• **TASK**
Restate the full set of records exactly, word for word.

• **SUPPLIED DATA**
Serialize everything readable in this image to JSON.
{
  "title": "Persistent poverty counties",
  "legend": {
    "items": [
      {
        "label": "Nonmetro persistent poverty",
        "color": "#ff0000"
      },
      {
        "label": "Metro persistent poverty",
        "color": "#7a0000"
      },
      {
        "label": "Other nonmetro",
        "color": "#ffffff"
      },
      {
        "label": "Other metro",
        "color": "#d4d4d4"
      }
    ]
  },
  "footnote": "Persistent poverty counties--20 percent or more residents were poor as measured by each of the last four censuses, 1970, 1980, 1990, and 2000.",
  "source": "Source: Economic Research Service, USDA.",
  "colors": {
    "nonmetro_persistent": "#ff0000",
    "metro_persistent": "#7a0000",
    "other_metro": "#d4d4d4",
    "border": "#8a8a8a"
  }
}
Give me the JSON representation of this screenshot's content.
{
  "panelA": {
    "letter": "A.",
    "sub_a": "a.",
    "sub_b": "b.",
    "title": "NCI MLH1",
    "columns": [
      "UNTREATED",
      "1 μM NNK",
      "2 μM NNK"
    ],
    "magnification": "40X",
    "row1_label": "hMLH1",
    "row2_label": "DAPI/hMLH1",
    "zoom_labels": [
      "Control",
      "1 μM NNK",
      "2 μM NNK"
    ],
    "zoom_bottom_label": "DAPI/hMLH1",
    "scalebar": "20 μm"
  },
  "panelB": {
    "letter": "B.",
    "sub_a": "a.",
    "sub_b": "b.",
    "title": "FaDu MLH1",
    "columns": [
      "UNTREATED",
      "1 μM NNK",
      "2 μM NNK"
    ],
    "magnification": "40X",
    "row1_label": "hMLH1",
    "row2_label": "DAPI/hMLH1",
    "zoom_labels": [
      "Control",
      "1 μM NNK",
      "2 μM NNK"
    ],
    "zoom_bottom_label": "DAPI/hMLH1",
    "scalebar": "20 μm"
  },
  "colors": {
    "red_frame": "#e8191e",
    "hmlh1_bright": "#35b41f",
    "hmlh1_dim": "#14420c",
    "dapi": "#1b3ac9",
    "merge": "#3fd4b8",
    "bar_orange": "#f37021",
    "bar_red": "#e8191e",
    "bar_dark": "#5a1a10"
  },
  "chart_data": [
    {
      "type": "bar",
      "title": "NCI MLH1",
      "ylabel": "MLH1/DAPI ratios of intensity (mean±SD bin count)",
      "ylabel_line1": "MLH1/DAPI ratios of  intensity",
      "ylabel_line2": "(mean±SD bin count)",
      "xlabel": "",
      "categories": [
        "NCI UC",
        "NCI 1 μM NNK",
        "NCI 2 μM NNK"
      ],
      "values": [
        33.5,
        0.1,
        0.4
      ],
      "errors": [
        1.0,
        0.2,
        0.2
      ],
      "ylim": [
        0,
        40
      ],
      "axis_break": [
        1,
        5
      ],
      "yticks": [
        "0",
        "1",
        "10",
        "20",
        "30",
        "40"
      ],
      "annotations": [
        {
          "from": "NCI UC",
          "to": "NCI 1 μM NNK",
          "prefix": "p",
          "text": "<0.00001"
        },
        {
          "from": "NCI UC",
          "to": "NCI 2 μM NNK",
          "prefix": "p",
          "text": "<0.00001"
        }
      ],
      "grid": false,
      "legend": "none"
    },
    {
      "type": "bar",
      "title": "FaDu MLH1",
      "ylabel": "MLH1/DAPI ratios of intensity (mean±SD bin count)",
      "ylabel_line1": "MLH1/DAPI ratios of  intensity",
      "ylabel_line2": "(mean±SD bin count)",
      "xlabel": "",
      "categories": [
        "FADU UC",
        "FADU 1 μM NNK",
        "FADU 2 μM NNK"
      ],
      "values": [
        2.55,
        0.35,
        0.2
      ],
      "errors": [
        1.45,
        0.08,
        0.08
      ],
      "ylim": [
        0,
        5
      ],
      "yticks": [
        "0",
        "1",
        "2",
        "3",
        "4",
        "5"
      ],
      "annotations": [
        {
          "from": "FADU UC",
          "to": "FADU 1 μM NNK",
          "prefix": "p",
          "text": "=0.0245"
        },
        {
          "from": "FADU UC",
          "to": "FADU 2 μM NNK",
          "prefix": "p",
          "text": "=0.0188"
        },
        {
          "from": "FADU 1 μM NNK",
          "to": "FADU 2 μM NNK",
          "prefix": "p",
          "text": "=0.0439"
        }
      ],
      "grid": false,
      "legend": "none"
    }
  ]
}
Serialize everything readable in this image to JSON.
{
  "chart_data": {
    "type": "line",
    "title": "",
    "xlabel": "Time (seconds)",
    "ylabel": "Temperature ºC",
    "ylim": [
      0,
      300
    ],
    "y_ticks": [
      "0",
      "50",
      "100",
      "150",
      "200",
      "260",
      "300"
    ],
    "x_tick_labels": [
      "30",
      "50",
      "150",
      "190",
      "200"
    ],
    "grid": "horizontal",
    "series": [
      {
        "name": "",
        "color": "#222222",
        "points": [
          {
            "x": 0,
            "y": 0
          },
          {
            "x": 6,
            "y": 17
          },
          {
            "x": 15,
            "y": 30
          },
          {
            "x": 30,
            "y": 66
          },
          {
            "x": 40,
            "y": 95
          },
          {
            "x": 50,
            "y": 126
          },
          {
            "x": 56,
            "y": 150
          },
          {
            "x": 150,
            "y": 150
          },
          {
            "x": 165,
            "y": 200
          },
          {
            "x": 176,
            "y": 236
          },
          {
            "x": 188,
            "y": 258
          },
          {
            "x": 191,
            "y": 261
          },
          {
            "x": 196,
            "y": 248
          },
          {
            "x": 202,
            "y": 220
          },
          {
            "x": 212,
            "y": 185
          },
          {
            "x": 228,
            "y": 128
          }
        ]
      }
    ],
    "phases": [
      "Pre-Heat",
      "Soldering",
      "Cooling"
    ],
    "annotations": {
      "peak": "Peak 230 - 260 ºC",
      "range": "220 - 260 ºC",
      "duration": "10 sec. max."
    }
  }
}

• **WORKED ANSWER**
Serialize everything readable in this image to JSON.
{
  "title": "Persistent poverty counties",
  "legend": {
    "items": [
      {
        "label": "Nonmetro persistent poverty",
        "color": "#ff0000"
      },
      {
        "label": "Metro persistent poverty",
        "color": "#7a0000"
      },
      {
        "label": "Other nonmetro",
        "color": "#ffffff"
      },
      {
        "label": "Other metro",
        "color": "#d4d4d4"
      }
    ]
  },
  "footnote": "Persistent poverty counties--20 percent or more residents were poor as measured by each of the last four censuses, 1970, 1980, 1990, and 2000.",
  "source": "Source: Economic Research Service, USDA.",
  "colors": {
    "nonmetro_persistent": "#ff0000",
    "metro_persistent": "#7a0000",
    "other_metro": "#d4d4d4",
    "border": "#8a8a8a"
  }
}
Give me the JSON representation of this screenshot's content.
{
  "panelA": {
    "letter": "A.",
    "sub_a": "a.",
    "sub_b": "b.",
    "title": "NCI MLH1",
    "columns": [
      "UNTREATED",
      "1 μM NNK",
      "2 μM NNK"
    ],
    "magnification": "40X",
    "row1_label": "hMLH1",
    "row2_label": "DAPI/hMLH1",
    "zoom_labels": [
      "Control",
      "1 μM NNK",
      "2 μM NNK"
    ],
    "zoom_bottom_label": "DAPI/hMLH1",
    "scalebar": "20 μm"
  },
  "panelB": {
    "letter": "B.",
    "sub_a": "a.",
    "sub_b": "b.",
    "title": "FaDu MLH1",
    "columns": [
      "UNTREATED",
      "1 μM NNK",
      "2 μM NNK"
    ],
    "magnification": "40X",
    "row1_label": "hMLH1",
    "row2_label": "DAPI/hMLH1",
    "zoom_labels": [
      "Control",
      "1 μM NNK",
      "2 μM NNK"
    ],
    "zoom_bottom_label": "DAPI/hMLH1",
    "scalebar": "20 μm"
  },
  "colors": {
    "red_frame": "#e8191e",
    "hmlh1_bright": "#35b41f",
    "hmlh1_dim": "#14420c",
    "dapi": "#1b3ac9",
    "merge": "#3fd4b8",
    "bar_orange": "#f37021",
    "bar_red": "#e8191e",
    "bar_dark": "#5a1a10"
  },
  "chart_data": [
    {
      "type": "bar",
      "title": "NCI MLH1",
      "ylabel": "MLH1/DAPI ratios of intensity (mean±SD bin count)",
      "ylabel_line1": "MLH1/DAPI ratios of  intensity",
      "ylabel_line2": "(mean±SD bin count)",
      "xlabel": "",
      "categories": [
        "NCI UC",
        "NCI 1 μM NNK",
        "NCI 2 μM NNK"
      ],
      "values": [
        33.5,
        0.1,
        0.4
      ],
      "errors": [
        1.0,
        0.2,
        0.2
      ],
      "ylim": [
        0,
        40
      ],
      "axis_break": [
        1,
        5
      ],
      "yticks": [
        "0",
        "1",
        "10",
        "20",
        "30",
        "40"
      ],
      "annotations": [
        {
          "from": "NCI UC",
          "to": "NCI 1 μM NNK",
          "prefix": "p",
          "text": "<0.00001"
        },
        {
          "from": "NCI UC",
          "to": "NCI 2 μM NNK",
          "prefix": "p",
          "text": "<0.00001"
        }
      ],
      "grid": false,
      "legend": "none"
    },
    {
      "type": "bar",
      "title": "FaDu MLH1",
      "ylabel": "MLH1/DAPI ratios of intensity (mean±SD bin count)",
      "ylabel_line1": "MLH1/DAPI ratios of  intensity",
      "ylabel_line2": "(mean±SD bin count)",
      "xlabel": "",
      "categories": [
        "FADU UC",
        "FADU 1 μM NNK",
        "FADU 2 μM NNK"
      ],
      "values": [
        2.55,
        0.35,
        0.2
      ],
      "errors": [
        1.45,
        0.08,
        0.08
      ],
      "ylim": [
        0,
        5
      ],
      "yticks": [
        "0",
        "1",
        "2",
        "3",
        "4",
        "5"
      ],
      "annotations": [
        {
          "from": "FADU UC",
          "to": "FADU 1 μM NNK",
          "prefix": "p",
          "text": "=0.0245"
        },
        {
          "from": "FADU UC",
          "to": "FADU 2 μM NNK",
          "prefix": "p",
          "text": "=0.0188"
        },
        {
          "from": "FADU 1 μM NNK",
          "to": "FADU 2 μM NNK",
          "prefix": "p",
          "text": "=0.0439"
        }
      ],
      "grid": false,
      "legend": "none"
    }
  ]
}
Serialize everything readable in this image to JSON.
{
  "chart_data": {
    "type": "line",
    "title": "",
    "xlabel": "Time (seconds)",
    "ylabel": "Temperature ºC",
    "ylim": [
      0,
      300
    ],
    "y_ticks": [
      "0",
      "50",
      "100",
      "150",
      "200",
      "260",
      "300"
    ],
    "x_tick_labels": [
      "30",
      "50",
      "150",
      "190",
      "200"
    ],
    "grid": "horizontal",
    "series": [
      {
        "name": "",
        "color": "#222222",
        "points": [
          {
            "x": 0,
            "y": 0
          },
          {
            "x": 6,
            "y": 17
          },
          {
            "x": 15,
            "y": 30
          },
          {
            "x": 30,
            "y": 66
          },
          {
            "x": 40,
            "y": 95
          },
          {
            "x": 50,
            "y": 126
          },
          {
            "x": 56,
            "y": 150
          },
          {
            "x": 150,
            "y": 150
          },
          {
            "x": 165,
            "y": 200
          },
          {
            "x": 176,
            "y": 236
          },
          {
            "x": 188,
            "y": 258
          },
          {
            "x": 191,
            "y": 261
          },
          {
            "x": 196,
            "y": 248
          },
          {
            "x": 202,
            "y": 220
          },
          {
            "x": 212,
            "y": 185
          },
          {
            "x": 228,
            "y": 128
          }
        ]
      }
    ],
    "phases": [
      "Pre-Heat",
      "Soldering",
      "Cooling"
    ],
    "annotations": {
      "peak": "Peak 230 - 260 ºC",
      "range": "220 - 260 ºC",
      "duration": "10 sec. max."
    }
  }
}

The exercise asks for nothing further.